- Exercise prompt:
Each entry below must be repeated exactly, with pictures left out.

Items from a figure collection

------------------------------------------------

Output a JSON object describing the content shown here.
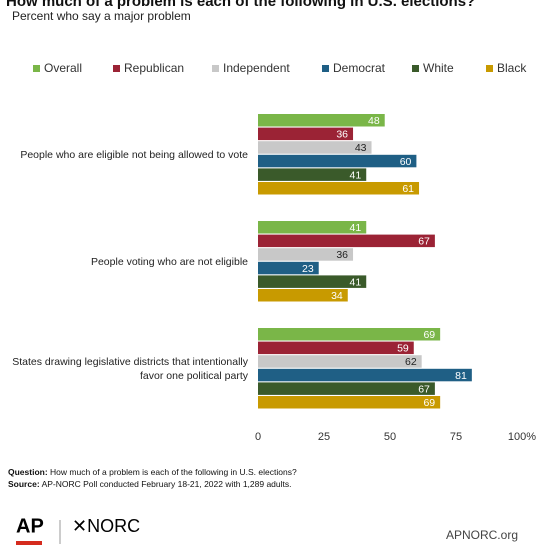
{
  "chart_data": {
    "type": "hbar",
    "title": "How much of a problem is each of the following in U.S. elections?",
    "subtitle": "Percent who say a major problem",
    "categories": [
      "People who are eligible not being allowed to vote",
      "People voting who are not eligible",
      "States drawing legislative districts that intentionally favor one political party"
    ],
    "series": [
      {
        "name": "Overall",
        "color": "#7ab648",
        "values": [
          48,
          41,
          69
        ]
      },
      {
        "name": "Republican",
        "color": "#9b2335",
        "values": [
          36,
          67,
          59
        ]
      },
      {
        "name": "Independent",
        "color": "#c8c8c8",
        "values": [
          43,
          36,
          62
        ]
      },
      {
        "name": "Democrat",
        "color": "#1f5f85",
        "values": [
          60,
          23,
          81
        ]
      },
      {
        "name": "White",
        "color": "#3a5a2a",
        "values": [
          41,
          41,
          67
        ]
      },
      {
        "name": "Black",
        "color": "#c89a00",
        "values": [
          61,
          34,
          69
        ]
      }
    ],
    "xlim": [
      0,
      100
    ],
    "xticks": [
      0,
      25,
      50,
      75,
      {
        "value": 100,
        "label": "100%"
      }
    ],
    "legend": "top",
    "question_label": "Question:",
    "question": "How much of a problem is each of the following in U.S. elections?",
    "source_label": "Source:",
    "source": "AP-NORC Poll conducted February 18-21, 2022 with 1,289 adults."
  },
  "footer": {
    "logo_ap": "AP",
    "logo_norc": "NORC",
    "site": "APNORC.org"
  }
}
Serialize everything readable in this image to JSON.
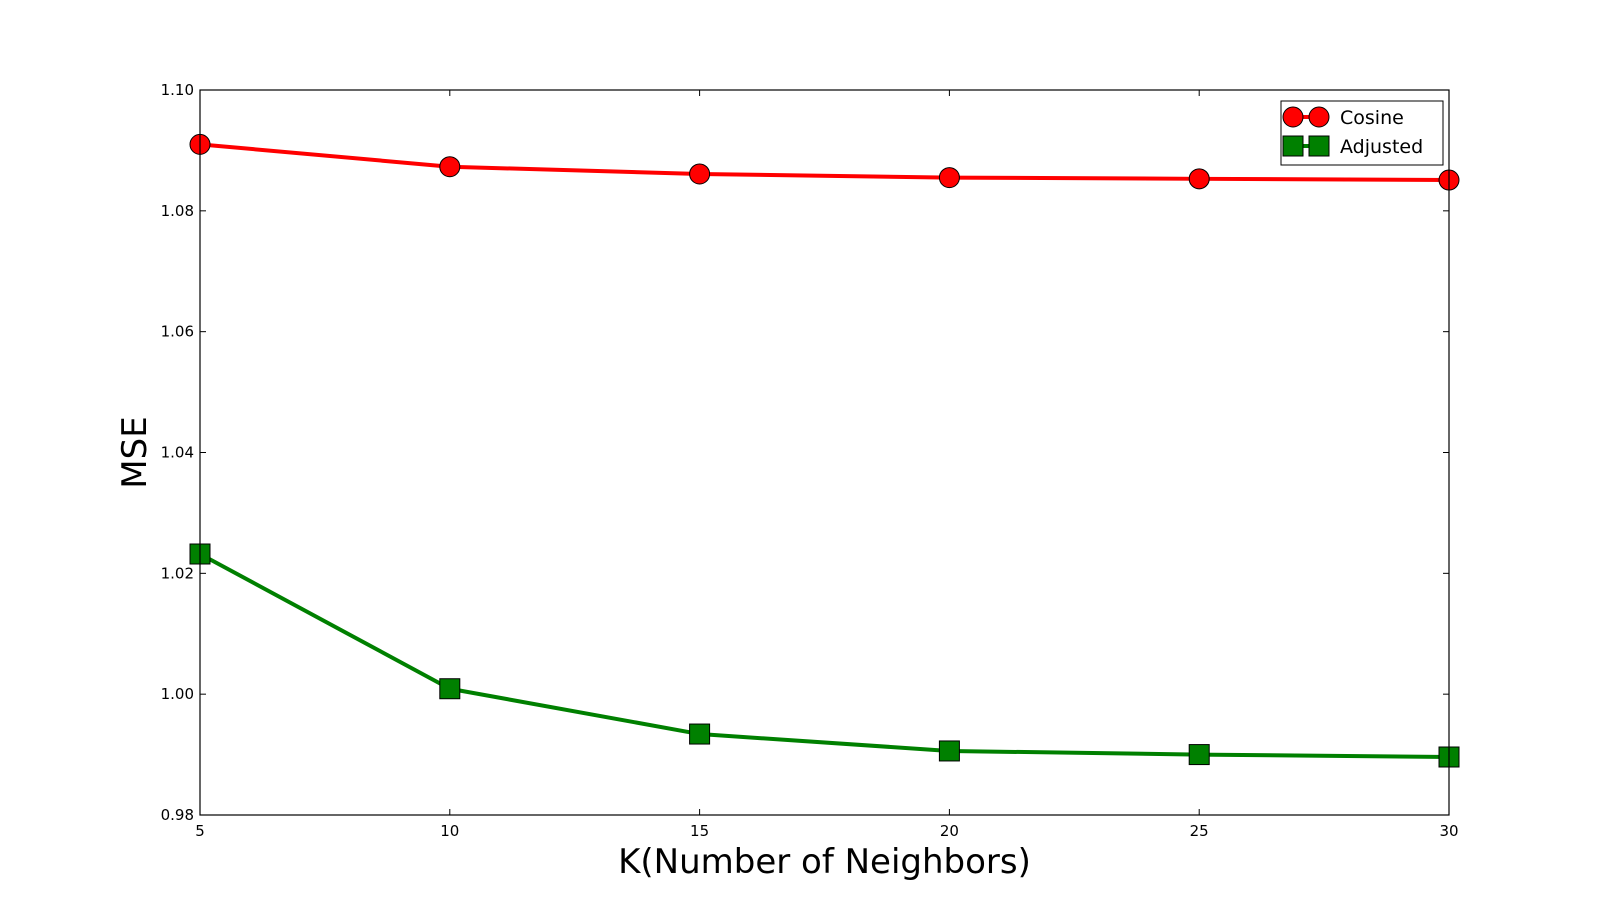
{
  "chart_data": {
    "type": "line",
    "title": "",
    "xlabel": "K(Number of Neighbors)",
    "ylabel": "MSE",
    "x": [
      5,
      10,
      15,
      20,
      25,
      30
    ],
    "xlim": [
      5,
      30
    ],
    "ylim": [
      0.98,
      1.1
    ],
    "xticks": [
      5,
      10,
      15,
      20,
      25,
      30
    ],
    "xtick_labels": [
      "5",
      "10",
      "15",
      "20",
      "25",
      "30"
    ],
    "yticks": [
      0.98,
      1.0,
      1.02,
      1.04,
      1.06,
      1.08,
      1.1
    ],
    "ytick_labels": [
      "0.98",
      "1.00",
      "1.02",
      "1.04",
      "1.06",
      "1.08",
      "1.10"
    ],
    "grid": false,
    "legend_position": "top-right",
    "series": [
      {
        "name": "Cosine",
        "marker": "circle",
        "color": "#ff0000",
        "values": [
          1.091,
          1.0873,
          1.0861,
          1.0855,
          1.0853,
          1.0851
        ]
      },
      {
        "name": "Adjusted",
        "marker": "square",
        "color": "#008000",
        "values": [
          1.0232,
          1.0009,
          0.9934,
          0.9906,
          0.99,
          0.9896
        ]
      }
    ]
  }
}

------------------------------------------------

- Reply to the task:
Output a JSON object describing the content shown here.
{
  "chart_data": {
    "type": "hbar",
    "title": "How much of a problem is each of the following in U.S. elections?",
    "subtitle": "Percent who say a major problem",
    "categories": [
      "People who are eligible not being allowed to vote",
      "People voting who are not eligible",
      "States drawing legislative districts that intentionally favor one political party"
    ],
    "series": [
      {
        "name": "Overall",
        "color": "#7ab648",
        "values": [
          48,
          41,
          69
        ]
      },
      {
        "name": "Republican",
        "color": "#9b2335",
        "values": [
          36,
          67,
          59
        ]
      },
      {
        "name": "Independent",
        "color": "#c8c8c8",
        "values": [
          43,
          36,
          62
        ]
      },
      {
        "name": "Democrat",
        "color": "#1f5f85",
        "values": [
          60,
          23,
          81
        ]
      },
      {
        "name": "White",
        "color": "#3a5a2a",
        "values": [
          41,
          41,
          67
        ]
      },
      {
        "name": "Black",
        "color": "#c89a00",
        "values": [
          61,
          34,
          69
        ]
      }
    ],
    "xlim": [
      0,
      100
    ],
    "xticks": [
      0,
      25,
      50,
      75,
      {
        "value": 100,
        "label": "100%"
      }
    ],
    "legend": "top",
    "question_label": "Question:",
    "question": "How much of a problem is each of the following in U.S. elections?",
    "source_label": "Source:",
    "source": "AP-NORC Poll conducted February 18-21, 2022 with 1,289 adults."
  },
  "footer": {
    "logo_ap": "AP",
    "logo_norc": "NORC",
    "site": "APNORC.org"
  }
}
Serialize everything readable in this image to JSON.
{
  "chart_data": {
    "type": "line",
    "title": "",
    "xlabel": "K(Number of Neighbors)",
    "ylabel": "MSE",
    "x": [
      5,
      10,
      15,
      20,
      25,
      30
    ],
    "xlim": [
      5,
      30
    ],
    "ylim": [
      0.98,
      1.1
    ],
    "xticks": [
      5,
      10,
      15,
      20,
      25,
      30
    ],
    "xtick_labels": [
      "5",
      "10",
      "15",
      "20",
      "25",
      "30"
    ],
    "yticks": [
      0.98,
      1.0,
      1.02,
      1.04,
      1.06,
      1.08,
      1.1
    ],
    "ytick_labels": [
      "0.98",
      "1.00",
      "1.02",
      "1.04",
      "1.06",
      "1.08",
      "1.10"
    ],
    "grid": false,
    "legend_position": "top-right",
    "series": [
      {
        "name": "Cosine",
        "marker": "circle",
        "color": "#ff0000",
        "values": [
          1.091,
          1.0873,
          1.0861,
          1.0855,
          1.0853,
          1.0851
        ]
      },
      {
        "name": "Adjusted",
        "marker": "square",
        "color": "#008000",
        "values": [
          1.0232,
          1.0009,
          0.9934,
          0.9906,
          0.99,
          0.9896
        ]
      }
    ]
  }
}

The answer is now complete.